= GIVEN EXERCISE =
Determine how many lines below hold the string "JSON". Reply with the number alone.

+++ DATA LINES

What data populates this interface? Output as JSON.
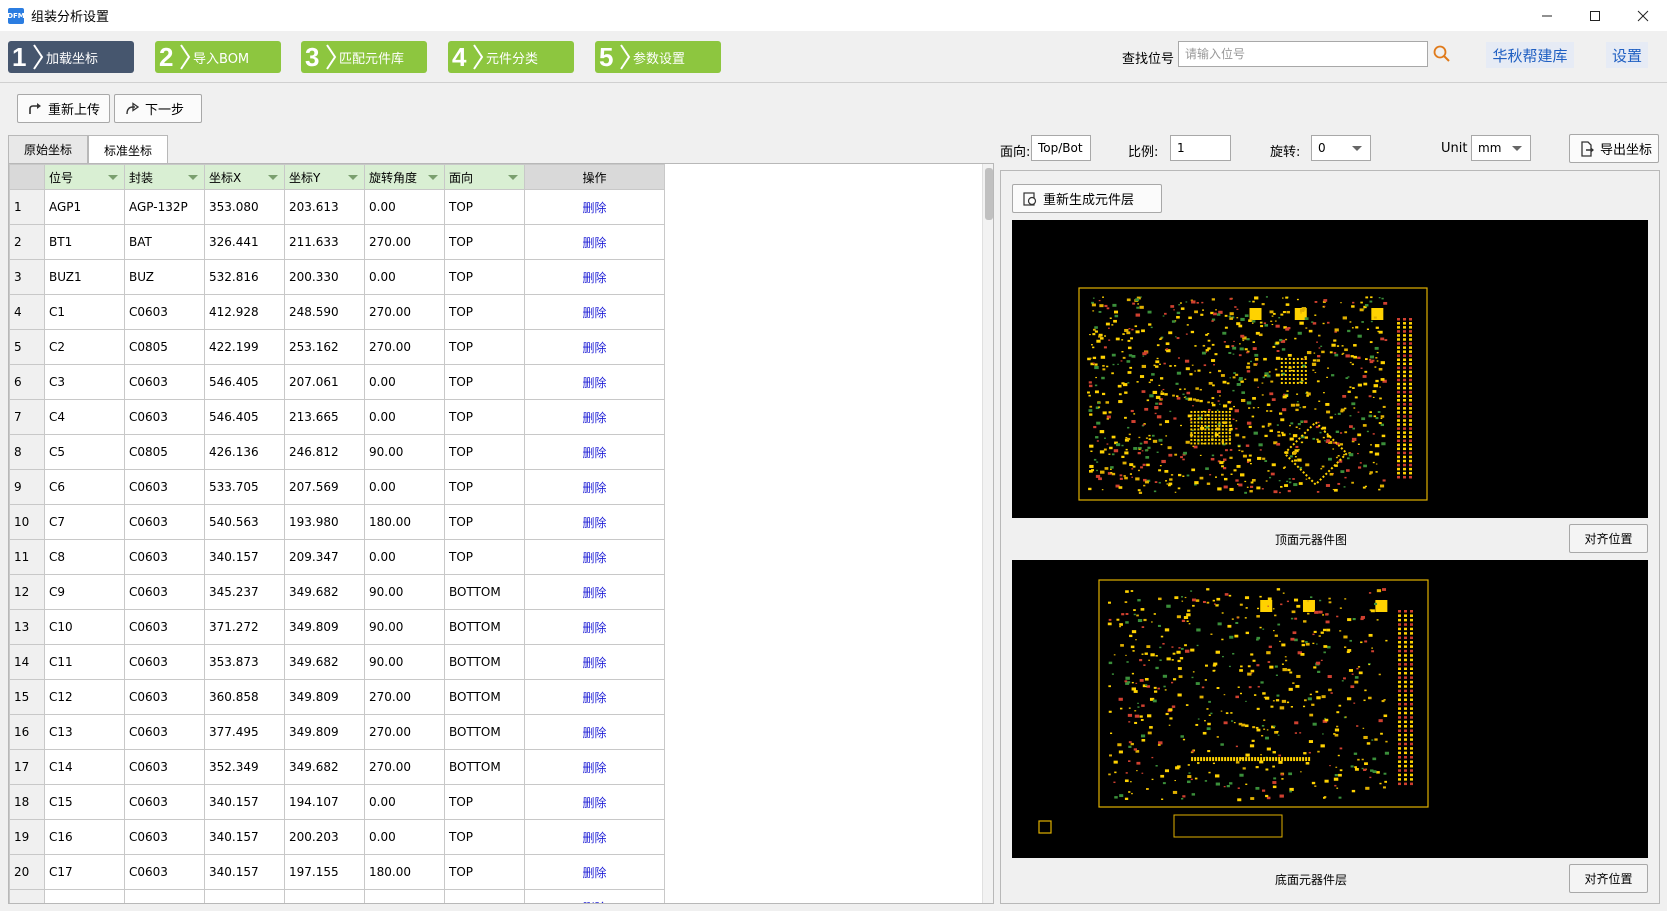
{
  "window": {
    "title": "组装分析设置",
    "app_icon_text": "DFM",
    "controls": [
      "—",
      "☐",
      "✕"
    ]
  },
  "steps": [
    {
      "num": "1",
      "label": "加载坐标",
      "active": true
    },
    {
      "num": "2",
      "label": "导入BOM",
      "active": false
    },
    {
      "num": "3",
      "label": "匹配元件库",
      "active": false
    },
    {
      "num": "4",
      "label": "元件分类",
      "active": false
    },
    {
      "num": "5",
      "label": "参数设置",
      "active": false
    }
  ],
  "search": {
    "label": "查找位号",
    "placeholder": "请输入位号"
  },
  "header_links": {
    "library": "华秋帮建库",
    "settings": "设置"
  },
  "toolbar": {
    "reupload": "重新上传",
    "next": "下一步"
  },
  "tabs": [
    {
      "label": "原始坐标",
      "active": false
    },
    {
      "label": "标准坐标",
      "active": true
    }
  ],
  "table": {
    "columns": [
      "位号",
      "封装",
      "坐标X",
      "坐标Y",
      "旋转角度",
      "面向",
      "操作"
    ],
    "delete_label": "删除",
    "rows": [
      [
        "1",
        "AGP1",
        "AGP-132P",
        "353.080",
        "203.613",
        "0.00",
        "TOP"
      ],
      [
        "2",
        "BT1",
        "BAT",
        "326.441",
        "211.633",
        "270.00",
        "TOP"
      ],
      [
        "3",
        "BUZ1",
        "BUZ",
        "532.816",
        "200.330",
        "0.00",
        "TOP"
      ],
      [
        "4",
        "C1",
        "C0603",
        "412.928",
        "248.590",
        "270.00",
        "TOP"
      ],
      [
        "5",
        "C2",
        "C0805",
        "422.199",
        "253.162",
        "270.00",
        "TOP"
      ],
      [
        "6",
        "C3",
        "C0603",
        "546.405",
        "207.061",
        "0.00",
        "TOP"
      ],
      [
        "7",
        "C4",
        "C0603",
        "546.405",
        "213.665",
        "0.00",
        "TOP"
      ],
      [
        "8",
        "C5",
        "C0805",
        "426.136",
        "246.812",
        "90.00",
        "TOP"
      ],
      [
        "9",
        "C6",
        "C0603",
        "533.705",
        "207.569",
        "0.00",
        "TOP"
      ],
      [
        "10",
        "C7",
        "C0603",
        "540.563",
        "193.980",
        "180.00",
        "TOP"
      ],
      [
        "11",
        "C8",
        "C0603",
        "340.157",
        "209.347",
        "0.00",
        "TOP"
      ],
      [
        "12",
        "C9",
        "C0603",
        "345.237",
        "349.682",
        "90.00",
        "BOTTOM"
      ],
      [
        "13",
        "C10",
        "C0603",
        "371.272",
        "349.809",
        "90.00",
        "BOTTOM"
      ],
      [
        "14",
        "C11",
        "C0603",
        "353.873",
        "349.682",
        "90.00",
        "BOTTOM"
      ],
      [
        "15",
        "C12",
        "C0603",
        "360.858",
        "349.809",
        "270.00",
        "BOTTOM"
      ],
      [
        "16",
        "C13",
        "C0603",
        "377.495",
        "349.809",
        "270.00",
        "BOTTOM"
      ],
      [
        "17",
        "C14",
        "C0603",
        "352.349",
        "349.682",
        "270.00",
        "BOTTOM"
      ],
      [
        "18",
        "C15",
        "C0603",
        "340.157",
        "194.107",
        "0.00",
        "TOP"
      ],
      [
        "19",
        "C16",
        "C0603",
        "340.157",
        "200.203",
        "0.00",
        "TOP"
      ],
      [
        "20",
        "C17",
        "C0603",
        "340.157",
        "197.155",
        "180.00",
        "TOP"
      ]
    ],
    "partial_row_label": "删除"
  },
  "controls": {
    "face_label": "面向:",
    "face_value": "Top/Bot",
    "scale_label": "比例:",
    "scale_value": "1",
    "rotate_label": "旋转:",
    "rotate_value": "0",
    "unit_label": "Unit",
    "unit_value": "mm",
    "export": "导出坐标"
  },
  "views": {
    "regen": "重新生成元件层",
    "top_caption": "顶面元器件图",
    "bottom_caption": "底面元器件层",
    "align_label": "对齐位置"
  },
  "colors": {
    "active_step": "#46566e",
    "step": "#8dc63f",
    "header_green": "#d9efd3",
    "pcb_outline": "#e0b000",
    "pcb_pad": "#ffd200",
    "delete_link": "#1f1fd6"
  }
}
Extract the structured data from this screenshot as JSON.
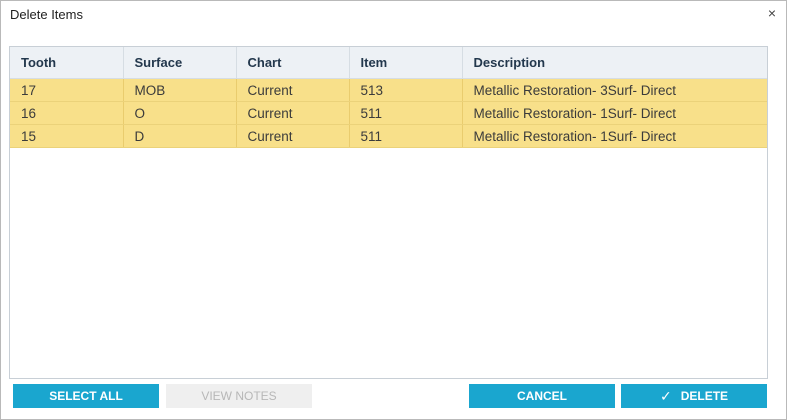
{
  "dialog": {
    "title": "Delete Items",
    "close_glyph": "×"
  },
  "table": {
    "columns": [
      "Tooth",
      "Surface",
      "Chart",
      "Item",
      "Description"
    ],
    "rows": [
      [
        "17",
        "MOB",
        "Current",
        "513",
        "Metallic Restoration- 3Surf- Direct"
      ],
      [
        "16",
        "O",
        "Current",
        "511",
        "Metallic Restoration- 1Surf- Direct"
      ],
      [
        "15",
        "D",
        "Current",
        "511",
        "Metallic Restoration- 1Surf- Direct"
      ]
    ],
    "row_highlight_color": "#f8e08a",
    "header_bg_color": "#edf1f5"
  },
  "buttons": {
    "select_all": "SELECT ALL",
    "view_notes": "VIEW NOTES",
    "cancel": "CANCEL",
    "delete": "DELETE",
    "delete_icon": "check-icon",
    "accent_color": "#1aa6cf"
  }
}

++++++

= TASK SOLUTION =
2